→ Task brief: Each entry below is to be transcribed exactly.

Records about charts and figures
● ● ● ● ●
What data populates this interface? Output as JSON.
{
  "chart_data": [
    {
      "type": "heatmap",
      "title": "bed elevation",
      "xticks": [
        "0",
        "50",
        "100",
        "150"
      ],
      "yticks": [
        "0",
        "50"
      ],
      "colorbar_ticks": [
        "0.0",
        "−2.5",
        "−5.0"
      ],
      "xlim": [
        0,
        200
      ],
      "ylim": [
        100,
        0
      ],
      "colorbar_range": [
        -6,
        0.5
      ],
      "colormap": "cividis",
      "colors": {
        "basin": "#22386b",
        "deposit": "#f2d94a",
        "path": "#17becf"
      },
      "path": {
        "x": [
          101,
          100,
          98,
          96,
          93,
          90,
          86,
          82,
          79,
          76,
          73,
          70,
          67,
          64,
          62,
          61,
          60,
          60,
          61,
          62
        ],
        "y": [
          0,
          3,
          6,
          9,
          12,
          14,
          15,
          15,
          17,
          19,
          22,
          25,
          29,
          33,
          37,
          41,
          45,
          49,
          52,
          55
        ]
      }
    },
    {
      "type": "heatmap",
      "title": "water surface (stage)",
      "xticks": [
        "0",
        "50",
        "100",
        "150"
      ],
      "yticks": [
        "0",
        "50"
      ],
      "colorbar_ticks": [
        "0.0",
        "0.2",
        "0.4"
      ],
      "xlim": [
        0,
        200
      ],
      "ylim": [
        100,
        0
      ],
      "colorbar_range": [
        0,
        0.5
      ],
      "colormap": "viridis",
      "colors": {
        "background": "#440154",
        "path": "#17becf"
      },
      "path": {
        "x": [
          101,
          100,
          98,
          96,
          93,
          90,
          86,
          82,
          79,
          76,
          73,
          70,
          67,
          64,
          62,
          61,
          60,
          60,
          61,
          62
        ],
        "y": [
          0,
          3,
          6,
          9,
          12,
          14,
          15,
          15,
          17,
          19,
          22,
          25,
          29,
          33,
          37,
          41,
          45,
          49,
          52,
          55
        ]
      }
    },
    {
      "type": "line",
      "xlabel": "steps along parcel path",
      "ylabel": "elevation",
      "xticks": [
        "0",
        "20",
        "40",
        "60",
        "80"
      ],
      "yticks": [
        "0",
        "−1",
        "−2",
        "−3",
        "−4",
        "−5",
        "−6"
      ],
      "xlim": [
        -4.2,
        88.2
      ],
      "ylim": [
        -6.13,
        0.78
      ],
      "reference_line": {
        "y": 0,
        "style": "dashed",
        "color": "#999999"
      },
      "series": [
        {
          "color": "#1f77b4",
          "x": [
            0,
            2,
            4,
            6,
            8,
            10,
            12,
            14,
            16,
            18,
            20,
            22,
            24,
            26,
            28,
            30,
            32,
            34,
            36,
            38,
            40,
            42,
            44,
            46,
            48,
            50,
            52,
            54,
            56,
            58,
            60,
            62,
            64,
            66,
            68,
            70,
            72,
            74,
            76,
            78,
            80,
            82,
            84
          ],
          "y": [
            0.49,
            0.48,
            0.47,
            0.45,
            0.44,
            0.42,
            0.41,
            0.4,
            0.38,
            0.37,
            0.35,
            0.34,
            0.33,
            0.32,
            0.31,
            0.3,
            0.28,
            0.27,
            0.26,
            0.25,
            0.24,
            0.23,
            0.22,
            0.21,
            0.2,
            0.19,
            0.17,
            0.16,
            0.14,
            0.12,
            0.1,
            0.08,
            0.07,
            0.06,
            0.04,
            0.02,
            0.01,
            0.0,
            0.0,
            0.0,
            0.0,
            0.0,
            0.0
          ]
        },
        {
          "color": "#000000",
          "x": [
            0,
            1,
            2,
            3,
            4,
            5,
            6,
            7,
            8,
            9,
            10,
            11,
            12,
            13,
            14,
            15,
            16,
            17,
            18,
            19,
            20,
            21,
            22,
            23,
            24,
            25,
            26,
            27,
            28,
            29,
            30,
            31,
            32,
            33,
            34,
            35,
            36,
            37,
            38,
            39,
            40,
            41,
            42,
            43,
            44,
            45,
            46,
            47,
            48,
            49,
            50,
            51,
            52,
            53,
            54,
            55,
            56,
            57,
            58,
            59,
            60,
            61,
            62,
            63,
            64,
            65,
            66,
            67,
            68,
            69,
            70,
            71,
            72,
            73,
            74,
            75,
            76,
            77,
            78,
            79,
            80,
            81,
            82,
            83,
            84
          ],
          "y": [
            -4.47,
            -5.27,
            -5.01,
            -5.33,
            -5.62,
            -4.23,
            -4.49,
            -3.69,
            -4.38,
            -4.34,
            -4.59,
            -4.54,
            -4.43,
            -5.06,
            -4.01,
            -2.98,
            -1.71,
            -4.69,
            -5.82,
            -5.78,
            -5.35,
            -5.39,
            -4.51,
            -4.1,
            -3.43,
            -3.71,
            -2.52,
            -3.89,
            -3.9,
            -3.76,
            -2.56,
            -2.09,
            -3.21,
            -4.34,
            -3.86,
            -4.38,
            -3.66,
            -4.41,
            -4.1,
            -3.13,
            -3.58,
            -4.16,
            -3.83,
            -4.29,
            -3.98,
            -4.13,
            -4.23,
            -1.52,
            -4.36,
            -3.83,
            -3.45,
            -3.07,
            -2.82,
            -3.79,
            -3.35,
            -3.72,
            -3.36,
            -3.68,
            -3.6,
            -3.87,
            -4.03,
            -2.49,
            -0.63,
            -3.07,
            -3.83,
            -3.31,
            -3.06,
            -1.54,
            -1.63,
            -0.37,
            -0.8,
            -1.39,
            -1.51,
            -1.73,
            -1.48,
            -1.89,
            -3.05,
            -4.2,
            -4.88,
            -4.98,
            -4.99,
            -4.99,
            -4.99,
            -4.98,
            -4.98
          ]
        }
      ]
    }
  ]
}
● ● ● ● ●
→ Finished answer:
What data populates this interface? Output as JSON.
{
  "chart_data": [
    {
      "type": "heatmap",
      "title": "bed elevation",
      "xticks": [
        "0",
        "50",
        "100",
        "150"
      ],
      "yticks": [
        "0",
        "50"
      ],
      "colorbar_ticks": [
        "0.0",
        "−2.5",
        "−5.0"
      ],
      "xlim": [
        0,
        200
      ],
      "ylim": [
        100,
        0
      ],
      "colorbar_range": [
        -6,
        0.5
      ],
      "colormap": "cividis",
      "colors": {
        "basin": "#22386b",
        "deposit": "#f2d94a",
        "path": "#17becf"
      },
      "path": {
        "x": [
          101,
          100,
          98,
          96,
          93,
          90,
          86,
          82,
          79,
          76,
          73,
          70,
          67,
          64,
          62,
          61,
          60,
          60,
          61,
          62
        ],
        "y": [
          0,
          3,
          6,
          9,
          12,
          14,
          15,
          15,
          17,
          19,
          22,
          25,
          29,
          33,
          37,
          41,
          45,
          49,
          52,
          55
        ]
      }
    },
    {
      "type": "heatmap",
      "title": "water surface (stage)",
      "xticks": [
        "0",
        "50",
        "100",
        "150"
      ],
      "yticks": [
        "0",
        "50"
      ],
      "colorbar_ticks": [
        "0.0",
        "0.2",
        "0.4"
      ],
      "xlim": [
        0,
        200
      ],
      "ylim": [
        100,
        0
      ],
      "colorbar_range": [
        0,
        0.5
      ],
      "colormap": "viridis",
      "colors": {
        "background": "#440154",
        "path": "#17becf"
      },
      "path": {
        "x": [
          101,
          100,
          98,
          96,
          93,
          90,
          86,
          82,
          79,
          76,
          73,
          70,
          67,
          64,
          62,
          61,
          60,
          60,
          61,
          62
        ],
        "y": [
          0,
          3,
          6,
          9,
          12,
          14,
          15,
          15,
          17,
          19,
          22,
          25,
          29,
          33,
          37,
          41,
          45,
          49,
          52,
          55
        ]
      }
    },
    {
      "type": "line",
      "xlabel": "steps along parcel path",
      "ylabel": "elevation",
      "xticks": [
        "0",
        "20",
        "40",
        "60",
        "80"
      ],
      "yticks": [
        "0",
        "−1",
        "−2",
        "−3",
        "−4",
        "−5",
        "−6"
      ],
      "xlim": [
        -4.2,
        88.2
      ],
      "ylim": [
        -6.13,
        0.78
      ],
      "reference_line": {
        "y": 0,
        "style": "dashed",
        "color": "#999999"
      },
      "series": [
        {
          "color": "#1f77b4",
          "x": [
            0,
            2,
            4,
            6,
            8,
            10,
            12,
            14,
            16,
            18,
            20,
            22,
            24,
            26,
            28,
            30,
            32,
            34,
            36,
            38,
            40,
            42,
            44,
            46,
            48,
            50,
            52,
            54,
            56,
            58,
            60,
            62,
            64,
            66,
            68,
            70,
            72,
            74,
            76,
            78,
            80,
            82,
            84
          ],
          "y": [
            0.49,
            0.48,
            0.47,
            0.45,
            0.44,
            0.42,
            0.41,
            0.4,
            0.38,
            0.37,
            0.35,
            0.34,
            0.33,
            0.32,
            0.31,
            0.3,
            0.28,
            0.27,
            0.26,
            0.25,
            0.24,
            0.23,
            0.22,
            0.21,
            0.2,
            0.19,
            0.17,
            0.16,
            0.14,
            0.12,
            0.1,
            0.08,
            0.07,
            0.06,
            0.04,
            0.02,
            0.01,
            0.0,
            0.0,
            0.0,
            0.0,
            0.0,
            0.0
          ]
        },
        {
          "color": "#000000",
          "x": [
            0,
            1,
            2,
            3,
            4,
            5,
            6,
            7,
            8,
            9,
            10,
            11,
            12,
            13,
            14,
            15,
            16,
            17,
            18,
            19,
            20,
            21,
            22,
            23,
            24,
            25,
            26,
            27,
            28,
            29,
            30,
            31,
            32,
            33,
            34,
            35,
            36,
            37,
            38,
            39,
            40,
            41,
            42,
            43,
            44,
            45,
            46,
            47,
            48,
            49,
            50,
            51,
            52,
            53,
            54,
            55,
            56,
            57,
            58,
            59,
            60,
            61,
            62,
            63,
            64,
            65,
            66,
            67,
            68,
            69,
            70,
            71,
            72,
            73,
            74,
            75,
            76,
            77,
            78,
            79,
            80,
            81,
            82,
            83,
            84
          ],
          "y": [
            -4.47,
            -5.27,
            -5.01,
            -5.33,
            -5.62,
            -4.23,
            -4.49,
            -3.69,
            -4.38,
            -4.34,
            -4.59,
            -4.54,
            -4.43,
            -5.06,
            -4.01,
            -2.98,
            -1.71,
            -4.69,
            -5.82,
            -5.78,
            -5.35,
            -5.39,
            -4.51,
            -4.1,
            -3.43,
            -3.71,
            -2.52,
            -3.89,
            -3.9,
            -3.76,
            -2.56,
            -2.09,
            -3.21,
            -4.34,
            -3.86,
            -4.38,
            -3.66,
            -4.41,
            -4.1,
            -3.13,
            -3.58,
            -4.16,
            -3.83,
            -4.29,
            -3.98,
            -4.13,
            -4.23,
            -1.52,
            -4.36,
            -3.83,
            -3.45,
            -3.07,
            -2.82,
            -3.79,
            -3.35,
            -3.72,
            -3.36,
            -3.68,
            -3.6,
            -3.87,
            -4.03,
            -2.49,
            -0.63,
            -3.07,
            -3.83,
            -3.31,
            -3.06,
            -1.54,
            -1.63,
            -0.37,
            -0.8,
            -1.39,
            -1.51,
            -1.73,
            -1.48,
            -1.89,
            -3.05,
            -4.2,
            -4.88,
            -4.98,
            -4.99,
            -4.99,
            -4.99,
            -4.98,
            -4.98
          ]
        }
      ]
    }
  ]
}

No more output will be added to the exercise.